ACTIVITY LIST:
1/ In the blog post on the enterprise architecture profession, which established professions does EA's hoped-for status as a "real profession" put it on par with?
2/ Quote the enterprise architecture blog post starting at "One of the main" and ending at "in later posts.".
3/ Continue the blog post on the enterprise architecture profession from where it stops.

PASSAGE PROVIDED:
______________________________
10 years, 6 months ago

Quarterly Blog Post (2013 Q4)

This is the first of a quarterly blog on the evolution of the enterprise architecture profession.  In this installment, I will give you an idea of the types of topics I intend to discuss over time.  More about me at:  http://ea.ist.psu.edu/cameron.php and more about the center at http://ea.ist.psu.edu

One of the main goals of FEAPO is to assist in the evolution of EA into a “real profession” (on par with established professions such as accounting and engineering).  We have quite a way to go before either of these goals is achieved.  I am going to spend a lot of time on the evolution of the profession in future posts.

Recently I was asked to speak to a group of EA professionals at Microsoft and discussed some of the major milestones that I believe we need to have in place as part of the evolution of EA in a “real profession”.  My presentation was very well received and I’d like to share the main points and expand on these points in later posts.

Some of the main items that I feel are needed to help EA become a “real profession” include:

  • Internationally Recognized “Accrediting” Body
  • Commonly Accepted Definition/Perspective of EA
  • Commonly Accepted Career Path Structure and Associated Competency Sets
  • Certifications and Degrees that Map to the Career Path Structure
  • Commonly Accepted Body of Knowledge that Supports the Career Path Structure  (BOK)
______________________________
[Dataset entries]

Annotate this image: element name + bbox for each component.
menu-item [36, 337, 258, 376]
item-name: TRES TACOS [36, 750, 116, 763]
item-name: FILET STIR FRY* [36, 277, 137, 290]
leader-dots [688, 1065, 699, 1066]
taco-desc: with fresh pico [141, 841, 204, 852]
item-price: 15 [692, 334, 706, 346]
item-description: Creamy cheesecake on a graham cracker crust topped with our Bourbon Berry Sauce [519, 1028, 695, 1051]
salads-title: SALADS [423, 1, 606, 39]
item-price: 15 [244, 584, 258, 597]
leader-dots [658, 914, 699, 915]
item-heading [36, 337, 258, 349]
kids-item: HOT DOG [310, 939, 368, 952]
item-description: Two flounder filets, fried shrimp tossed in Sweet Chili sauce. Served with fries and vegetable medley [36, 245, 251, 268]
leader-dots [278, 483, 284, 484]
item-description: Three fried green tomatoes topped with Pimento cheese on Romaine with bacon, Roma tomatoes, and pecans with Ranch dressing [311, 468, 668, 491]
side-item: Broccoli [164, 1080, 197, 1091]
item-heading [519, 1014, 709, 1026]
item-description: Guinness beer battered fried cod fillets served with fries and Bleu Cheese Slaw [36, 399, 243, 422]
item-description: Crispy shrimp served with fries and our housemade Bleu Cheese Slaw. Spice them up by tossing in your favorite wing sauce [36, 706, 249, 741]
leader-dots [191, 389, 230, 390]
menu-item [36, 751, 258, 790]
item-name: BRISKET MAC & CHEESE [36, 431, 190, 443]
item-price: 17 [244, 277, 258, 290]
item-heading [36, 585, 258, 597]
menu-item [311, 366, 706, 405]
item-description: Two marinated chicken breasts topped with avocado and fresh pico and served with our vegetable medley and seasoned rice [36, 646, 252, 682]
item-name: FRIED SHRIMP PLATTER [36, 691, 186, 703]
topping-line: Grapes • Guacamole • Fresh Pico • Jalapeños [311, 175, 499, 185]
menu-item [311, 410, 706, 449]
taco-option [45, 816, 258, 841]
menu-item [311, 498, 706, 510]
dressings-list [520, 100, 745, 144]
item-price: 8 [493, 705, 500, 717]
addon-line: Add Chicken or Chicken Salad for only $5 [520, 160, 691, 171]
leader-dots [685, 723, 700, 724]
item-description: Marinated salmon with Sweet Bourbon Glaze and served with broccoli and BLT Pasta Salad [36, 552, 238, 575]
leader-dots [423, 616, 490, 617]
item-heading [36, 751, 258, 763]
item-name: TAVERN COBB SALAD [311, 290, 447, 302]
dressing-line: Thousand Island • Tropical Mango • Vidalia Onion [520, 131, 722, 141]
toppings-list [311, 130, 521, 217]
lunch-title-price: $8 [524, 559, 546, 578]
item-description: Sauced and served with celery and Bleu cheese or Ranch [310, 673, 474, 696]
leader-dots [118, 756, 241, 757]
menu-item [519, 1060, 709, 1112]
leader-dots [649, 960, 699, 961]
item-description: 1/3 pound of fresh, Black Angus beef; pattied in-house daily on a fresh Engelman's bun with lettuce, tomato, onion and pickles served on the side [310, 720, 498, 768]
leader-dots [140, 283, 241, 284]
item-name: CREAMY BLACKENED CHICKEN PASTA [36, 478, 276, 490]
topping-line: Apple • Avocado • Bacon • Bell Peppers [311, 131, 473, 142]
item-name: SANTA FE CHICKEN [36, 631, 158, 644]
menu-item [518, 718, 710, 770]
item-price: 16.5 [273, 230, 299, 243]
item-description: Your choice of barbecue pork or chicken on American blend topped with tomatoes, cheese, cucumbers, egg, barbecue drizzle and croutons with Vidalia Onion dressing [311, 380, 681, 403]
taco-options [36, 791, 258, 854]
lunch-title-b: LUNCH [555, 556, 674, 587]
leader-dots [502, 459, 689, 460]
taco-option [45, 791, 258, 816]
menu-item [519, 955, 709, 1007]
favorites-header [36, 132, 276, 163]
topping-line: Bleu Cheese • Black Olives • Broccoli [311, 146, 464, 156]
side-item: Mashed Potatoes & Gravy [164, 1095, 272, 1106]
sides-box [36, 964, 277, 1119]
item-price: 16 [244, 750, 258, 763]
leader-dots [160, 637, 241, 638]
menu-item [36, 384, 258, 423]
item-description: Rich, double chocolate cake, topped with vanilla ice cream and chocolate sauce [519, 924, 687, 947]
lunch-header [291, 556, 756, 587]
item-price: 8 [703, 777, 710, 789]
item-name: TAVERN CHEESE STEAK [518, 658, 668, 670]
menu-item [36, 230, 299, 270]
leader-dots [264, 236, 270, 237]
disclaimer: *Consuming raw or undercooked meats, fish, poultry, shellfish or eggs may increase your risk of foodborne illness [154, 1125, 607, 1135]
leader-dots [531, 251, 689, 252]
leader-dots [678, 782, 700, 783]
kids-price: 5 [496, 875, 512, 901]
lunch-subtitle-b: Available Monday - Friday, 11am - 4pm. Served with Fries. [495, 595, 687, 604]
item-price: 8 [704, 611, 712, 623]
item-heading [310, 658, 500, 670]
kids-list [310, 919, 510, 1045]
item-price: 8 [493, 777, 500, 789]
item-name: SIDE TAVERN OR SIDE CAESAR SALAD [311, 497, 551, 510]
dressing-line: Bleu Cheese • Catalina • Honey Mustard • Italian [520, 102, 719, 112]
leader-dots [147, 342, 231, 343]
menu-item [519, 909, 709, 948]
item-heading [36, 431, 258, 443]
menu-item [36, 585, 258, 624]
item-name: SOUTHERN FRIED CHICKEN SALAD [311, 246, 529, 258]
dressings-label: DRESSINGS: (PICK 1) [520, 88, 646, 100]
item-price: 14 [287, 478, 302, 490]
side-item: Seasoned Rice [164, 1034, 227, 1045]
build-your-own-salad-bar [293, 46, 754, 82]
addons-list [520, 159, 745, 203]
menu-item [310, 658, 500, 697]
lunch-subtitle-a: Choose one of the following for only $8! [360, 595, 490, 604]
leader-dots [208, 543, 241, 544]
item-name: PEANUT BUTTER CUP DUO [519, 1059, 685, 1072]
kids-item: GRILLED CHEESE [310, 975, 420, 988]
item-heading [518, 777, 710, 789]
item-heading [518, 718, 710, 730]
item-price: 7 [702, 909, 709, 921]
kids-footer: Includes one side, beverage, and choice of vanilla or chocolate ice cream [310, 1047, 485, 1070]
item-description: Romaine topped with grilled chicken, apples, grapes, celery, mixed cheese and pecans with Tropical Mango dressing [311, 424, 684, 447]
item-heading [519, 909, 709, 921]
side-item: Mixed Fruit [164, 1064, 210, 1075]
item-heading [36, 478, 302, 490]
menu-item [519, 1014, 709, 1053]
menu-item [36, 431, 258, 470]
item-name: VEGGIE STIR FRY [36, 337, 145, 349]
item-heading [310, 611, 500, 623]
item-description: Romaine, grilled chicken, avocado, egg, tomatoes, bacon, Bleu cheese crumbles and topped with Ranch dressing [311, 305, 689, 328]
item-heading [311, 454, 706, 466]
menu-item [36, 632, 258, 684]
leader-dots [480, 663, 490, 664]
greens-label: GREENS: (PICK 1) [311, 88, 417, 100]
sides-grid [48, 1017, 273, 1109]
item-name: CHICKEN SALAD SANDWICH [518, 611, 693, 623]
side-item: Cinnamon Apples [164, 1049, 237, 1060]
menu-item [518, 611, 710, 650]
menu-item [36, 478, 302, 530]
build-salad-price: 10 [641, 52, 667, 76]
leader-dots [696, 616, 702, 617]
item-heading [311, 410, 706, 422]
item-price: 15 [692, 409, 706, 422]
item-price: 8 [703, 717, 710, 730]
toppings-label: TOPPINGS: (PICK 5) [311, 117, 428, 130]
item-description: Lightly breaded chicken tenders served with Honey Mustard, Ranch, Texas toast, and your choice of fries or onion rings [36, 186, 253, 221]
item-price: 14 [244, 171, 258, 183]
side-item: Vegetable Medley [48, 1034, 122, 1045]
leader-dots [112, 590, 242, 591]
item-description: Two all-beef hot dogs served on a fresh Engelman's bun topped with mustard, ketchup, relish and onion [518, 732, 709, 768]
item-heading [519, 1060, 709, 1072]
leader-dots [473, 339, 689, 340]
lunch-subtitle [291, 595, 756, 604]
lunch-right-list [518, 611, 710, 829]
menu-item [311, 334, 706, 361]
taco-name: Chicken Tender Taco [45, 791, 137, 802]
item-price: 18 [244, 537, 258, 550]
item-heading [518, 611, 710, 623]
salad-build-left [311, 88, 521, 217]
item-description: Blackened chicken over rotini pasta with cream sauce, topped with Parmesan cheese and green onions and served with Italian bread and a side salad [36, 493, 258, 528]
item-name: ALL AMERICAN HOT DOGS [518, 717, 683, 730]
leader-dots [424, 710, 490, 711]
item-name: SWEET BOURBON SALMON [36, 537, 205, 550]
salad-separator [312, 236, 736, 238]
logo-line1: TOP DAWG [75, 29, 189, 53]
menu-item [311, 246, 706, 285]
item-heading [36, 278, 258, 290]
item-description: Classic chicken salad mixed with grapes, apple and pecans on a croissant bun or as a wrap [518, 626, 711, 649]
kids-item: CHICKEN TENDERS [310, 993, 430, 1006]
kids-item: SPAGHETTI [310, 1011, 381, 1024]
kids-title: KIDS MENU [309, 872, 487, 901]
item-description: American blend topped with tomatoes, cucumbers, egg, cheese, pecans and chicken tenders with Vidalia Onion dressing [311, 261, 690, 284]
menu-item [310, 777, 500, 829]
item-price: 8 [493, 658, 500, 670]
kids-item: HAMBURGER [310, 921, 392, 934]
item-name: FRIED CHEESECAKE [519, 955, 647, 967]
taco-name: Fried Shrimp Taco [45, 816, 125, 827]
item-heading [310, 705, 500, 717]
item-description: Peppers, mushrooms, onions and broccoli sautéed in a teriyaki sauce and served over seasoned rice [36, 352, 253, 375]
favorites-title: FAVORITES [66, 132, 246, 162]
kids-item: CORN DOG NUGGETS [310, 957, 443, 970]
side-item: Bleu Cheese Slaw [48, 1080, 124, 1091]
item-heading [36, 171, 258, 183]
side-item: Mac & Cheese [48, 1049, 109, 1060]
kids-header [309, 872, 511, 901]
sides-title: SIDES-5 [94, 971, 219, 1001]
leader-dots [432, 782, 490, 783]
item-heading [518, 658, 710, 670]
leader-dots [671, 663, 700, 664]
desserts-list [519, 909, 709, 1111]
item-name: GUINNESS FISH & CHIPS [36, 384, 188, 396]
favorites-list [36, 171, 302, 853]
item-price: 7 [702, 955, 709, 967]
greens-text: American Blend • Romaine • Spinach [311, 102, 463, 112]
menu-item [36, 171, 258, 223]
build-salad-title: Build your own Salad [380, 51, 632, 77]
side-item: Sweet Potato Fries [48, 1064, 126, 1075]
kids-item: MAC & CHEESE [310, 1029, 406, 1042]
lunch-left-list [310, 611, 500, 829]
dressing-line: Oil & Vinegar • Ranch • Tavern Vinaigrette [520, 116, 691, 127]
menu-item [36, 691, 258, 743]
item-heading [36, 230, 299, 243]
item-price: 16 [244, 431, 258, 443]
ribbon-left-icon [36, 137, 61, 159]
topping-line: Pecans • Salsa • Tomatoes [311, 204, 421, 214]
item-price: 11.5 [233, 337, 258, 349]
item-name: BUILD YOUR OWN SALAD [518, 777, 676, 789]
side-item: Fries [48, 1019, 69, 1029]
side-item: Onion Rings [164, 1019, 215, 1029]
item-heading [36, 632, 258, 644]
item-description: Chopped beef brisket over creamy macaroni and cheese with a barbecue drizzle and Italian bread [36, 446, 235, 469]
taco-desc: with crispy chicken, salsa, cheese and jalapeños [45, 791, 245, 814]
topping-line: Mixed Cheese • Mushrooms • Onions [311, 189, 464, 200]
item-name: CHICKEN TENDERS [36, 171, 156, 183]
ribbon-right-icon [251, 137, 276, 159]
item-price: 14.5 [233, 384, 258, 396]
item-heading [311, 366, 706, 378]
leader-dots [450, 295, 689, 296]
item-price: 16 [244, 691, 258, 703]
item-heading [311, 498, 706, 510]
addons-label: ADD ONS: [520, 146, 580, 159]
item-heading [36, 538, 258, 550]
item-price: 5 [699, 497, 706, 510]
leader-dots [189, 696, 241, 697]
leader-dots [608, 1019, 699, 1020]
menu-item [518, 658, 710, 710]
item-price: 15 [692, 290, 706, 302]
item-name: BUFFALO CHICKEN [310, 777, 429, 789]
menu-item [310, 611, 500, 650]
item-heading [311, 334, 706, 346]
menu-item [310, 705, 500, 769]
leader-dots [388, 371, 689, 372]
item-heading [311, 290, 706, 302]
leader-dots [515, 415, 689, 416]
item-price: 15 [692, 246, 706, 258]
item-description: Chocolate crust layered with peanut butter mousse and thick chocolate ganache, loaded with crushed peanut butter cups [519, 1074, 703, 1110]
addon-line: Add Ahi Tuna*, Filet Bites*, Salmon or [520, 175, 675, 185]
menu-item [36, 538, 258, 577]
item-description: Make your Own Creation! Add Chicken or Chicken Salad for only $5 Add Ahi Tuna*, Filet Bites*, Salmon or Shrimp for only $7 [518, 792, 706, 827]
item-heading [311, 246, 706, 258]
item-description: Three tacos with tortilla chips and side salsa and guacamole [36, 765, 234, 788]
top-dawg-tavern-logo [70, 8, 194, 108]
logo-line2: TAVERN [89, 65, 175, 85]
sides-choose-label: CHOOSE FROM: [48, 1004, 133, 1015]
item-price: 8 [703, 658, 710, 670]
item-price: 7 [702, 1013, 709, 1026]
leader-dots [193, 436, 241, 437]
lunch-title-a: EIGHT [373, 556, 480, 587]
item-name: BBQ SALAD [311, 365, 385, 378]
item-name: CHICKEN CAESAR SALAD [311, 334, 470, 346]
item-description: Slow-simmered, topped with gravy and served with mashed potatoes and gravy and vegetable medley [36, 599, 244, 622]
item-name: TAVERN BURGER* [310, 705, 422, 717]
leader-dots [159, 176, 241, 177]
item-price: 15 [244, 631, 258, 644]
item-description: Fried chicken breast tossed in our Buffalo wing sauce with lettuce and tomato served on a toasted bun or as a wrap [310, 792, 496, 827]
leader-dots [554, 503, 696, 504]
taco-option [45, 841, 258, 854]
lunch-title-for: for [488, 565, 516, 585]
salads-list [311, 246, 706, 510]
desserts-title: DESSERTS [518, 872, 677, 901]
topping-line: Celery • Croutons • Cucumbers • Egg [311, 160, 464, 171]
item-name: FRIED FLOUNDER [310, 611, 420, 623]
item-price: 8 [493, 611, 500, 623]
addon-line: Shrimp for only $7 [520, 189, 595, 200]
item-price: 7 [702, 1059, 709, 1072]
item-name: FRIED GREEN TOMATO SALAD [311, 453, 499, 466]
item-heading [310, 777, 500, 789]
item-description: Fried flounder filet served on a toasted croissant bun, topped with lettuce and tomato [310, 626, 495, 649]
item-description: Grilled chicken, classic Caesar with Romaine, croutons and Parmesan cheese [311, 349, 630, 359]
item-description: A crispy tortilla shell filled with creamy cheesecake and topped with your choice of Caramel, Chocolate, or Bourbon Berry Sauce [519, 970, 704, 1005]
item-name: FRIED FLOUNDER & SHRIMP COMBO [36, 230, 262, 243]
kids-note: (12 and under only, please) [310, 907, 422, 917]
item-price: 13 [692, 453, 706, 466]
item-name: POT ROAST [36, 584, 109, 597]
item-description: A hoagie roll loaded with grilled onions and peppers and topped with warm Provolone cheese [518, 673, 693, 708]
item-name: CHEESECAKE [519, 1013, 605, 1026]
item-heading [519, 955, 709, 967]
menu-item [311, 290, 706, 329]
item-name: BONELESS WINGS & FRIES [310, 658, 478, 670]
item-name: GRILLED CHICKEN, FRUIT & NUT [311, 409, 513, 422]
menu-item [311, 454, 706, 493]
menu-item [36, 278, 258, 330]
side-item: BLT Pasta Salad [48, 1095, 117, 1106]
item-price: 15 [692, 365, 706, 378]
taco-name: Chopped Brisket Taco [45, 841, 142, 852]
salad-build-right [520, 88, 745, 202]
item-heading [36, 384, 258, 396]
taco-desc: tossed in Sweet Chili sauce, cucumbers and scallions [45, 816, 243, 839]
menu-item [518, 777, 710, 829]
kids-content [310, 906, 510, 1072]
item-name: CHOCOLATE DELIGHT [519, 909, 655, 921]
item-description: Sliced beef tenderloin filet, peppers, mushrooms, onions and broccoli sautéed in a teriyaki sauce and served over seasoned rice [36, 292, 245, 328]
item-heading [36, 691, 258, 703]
______________________________
RESPONSES PER TASK:
1/ Accounting and engineering.

2/
One of the main goals of FEAPO is to assist in the evolution of EA into a “real profession” (on par with established professions such as accounting and engineering).  We have quite a way to go before either of these goals is achieved.  I am going to spend a lot of time on the evolution of the profession in future posts.

Recently I was asked to speak to a group of EA professionals at Microsoft and discussed some of the major milestones that I believe we need to have in place as part of the evolution of EA in a “real profession”.  My presentation was very well received and I’d like to share the main points and expand on these points in later posts.

3/
  • Model Academic Curriculum (Undergraduate and Graduate)
  • A Commonly Embraced Roadmap for the Future of the Profession
  • Creation of an Academic Research Community

I will address each of these briefly in this installment and will drill down into more detail in future posts.  I have done many presentations all over the globe on variations of the bullet points above and typically get one of two responses. The first (and most common) response is, “Yes!  How can I get involved?” and the second (and luckily less common) is one of cynicism and the response is typically something like “I’ve tried all of this before and you’ll never get this industry to agree on much – good luck”.   The people that fall into the second group only hold this profession back in my opinion.  I’m sure that some people don’t want EA to progress beyond its current state and will explain the reasons why in future installments.  I will also explain how we are organizing efforts through FEAPO to address many of the items above and more over time.

The current state of EA is very fragmented in my opinion with many groups claiming to represent the profession as a whole or parts of the profession (data architecture, software architecture, business architecture, etc.).  I will explore this fragmentation and the need to come together and put more of a “one face” to this profession in future installments.

There are many organizations offering certifications as well.  Some universities are starting to offer EA courses.  One of the issues with the certifications and courses is that currently we can put “Enterprise Architecture” on just about anything we want and there is no recognized body to say whether the certification or course is good, bad, or somewhere in the middle.  I talk with many companies and often hear about the confusion (and frustration) that many people feel toward the many certifications and organizations in this field.  Many larger companies offer their own internal EA certifications because of this fragmentation and confusion but what does being a Bronze Level or Level 2 Enterprise Architect from Company X or Y really mean?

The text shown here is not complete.